--- Begin RECORD LIST ---

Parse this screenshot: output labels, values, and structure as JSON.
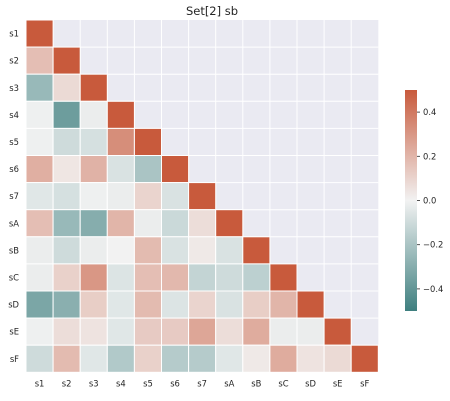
{
  "chart_data": {
    "type": "heatmap",
    "title": "Set[2]  sb",
    "labels": [
      "s1",
      "s2",
      "s3",
      "s4",
      "s5",
      "s6",
      "s7",
      "sA",
      "sB",
      "sC",
      "sD",
      "sE",
      "sF"
    ],
    "matrix": [
      [
        0.5
      ],
      [
        0.17,
        0.5
      ],
      [
        -0.25,
        0.08,
        0.5
      ],
      [
        -0.01,
        -0.37,
        -0.02,
        0.5
      ],
      [
        -0.01,
        -0.1,
        -0.08,
        0.33,
        0.5
      ],
      [
        0.22,
        0.04,
        0.21,
        -0.07,
        -0.2,
        0.5
      ],
      [
        -0.05,
        -0.08,
        -0.01,
        -0.02,
        0.1,
        -0.07,
        0.5
      ],
      [
        0.17,
        -0.25,
        -0.3,
        0.2,
        -0.02,
        -0.11,
        0.07,
        0.5
      ],
      [
        -0.02,
        -0.1,
        -0.02,
        0.0,
        0.18,
        -0.07,
        0.03,
        -0.07,
        0.5
      ],
      [
        -0.02,
        0.11,
        0.3,
        -0.06,
        0.17,
        0.19,
        -0.13,
        -0.1,
        -0.15,
        0.5
      ],
      [
        -0.33,
        -0.29,
        0.12,
        -0.05,
        0.18,
        -0.06,
        0.1,
        -0.07,
        0.12,
        0.2,
        0.5
      ],
      [
        -0.01,
        0.07,
        0.05,
        -0.05,
        0.13,
        0.13,
        0.25,
        0.07,
        0.23,
        -0.02,
        -0.02,
        0.5
      ],
      [
        -0.1,
        0.18,
        -0.05,
        -0.18,
        0.11,
        -0.17,
        -0.17,
        -0.05,
        0.03,
        0.23,
        0.05,
        0.08,
        0.5
      ]
    ],
    "vmin": -0.5,
    "vmax": 0.5,
    "colormap": {
      "low": "#3e7f7f",
      "mid": "#f2f2f2",
      "high": "#c85a3c"
    },
    "background": "#eaeaf2",
    "mask": "upper-triangle",
    "colorbar": {
      "ticks": [
        0.4,
        0.2,
        0.0,
        -0.2,
        -0.4
      ],
      "tick_labels": [
        "0.4",
        "0.2",
        "0.0",
        "−0.2",
        "−0.4"
      ]
    }
  }
}
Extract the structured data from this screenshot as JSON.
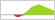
{
  "chart_data": {
    "type": "area",
    "series": [
      {
        "color": "#cc1100",
        "x": [
          7,
          8,
          9,
          10,
          11,
          12
        ],
        "values": [
          0.0,
          -0.08,
          -0.1,
          -0.08,
          -0.03,
          0.0
        ]
      },
      {
        "color": "#88cc00",
        "x": [
          12,
          13,
          14,
          15,
          16,
          17,
          18,
          19,
          20,
          21,
          22,
          23,
          24,
          25,
          26,
          27,
          28
        ],
        "values": [
          0.05,
          0.1,
          0.18,
          0.28,
          0.38,
          0.42,
          0.45,
          0.5,
          0.52,
          0.48,
          0.44,
          0.4,
          0.36,
          0.32,
          0.28,
          0.22,
          0.18
        ]
      }
    ],
    "xlim": [
      0,
      28
    ],
    "ylim": [
      -0.25,
      0.75
    ],
    "tick_labels": false,
    "grid": false
  }
}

--- End RECORD LIST ---

▶ [DO THIS]: Locate all lines in the listing above with the word "JSON" and copy them.

▶ [REPLY TO THE EXERCISE]:
Parse this screenshot: output labels, values, and structure as JSON.
Extract the structured data from this screenshot as JSON.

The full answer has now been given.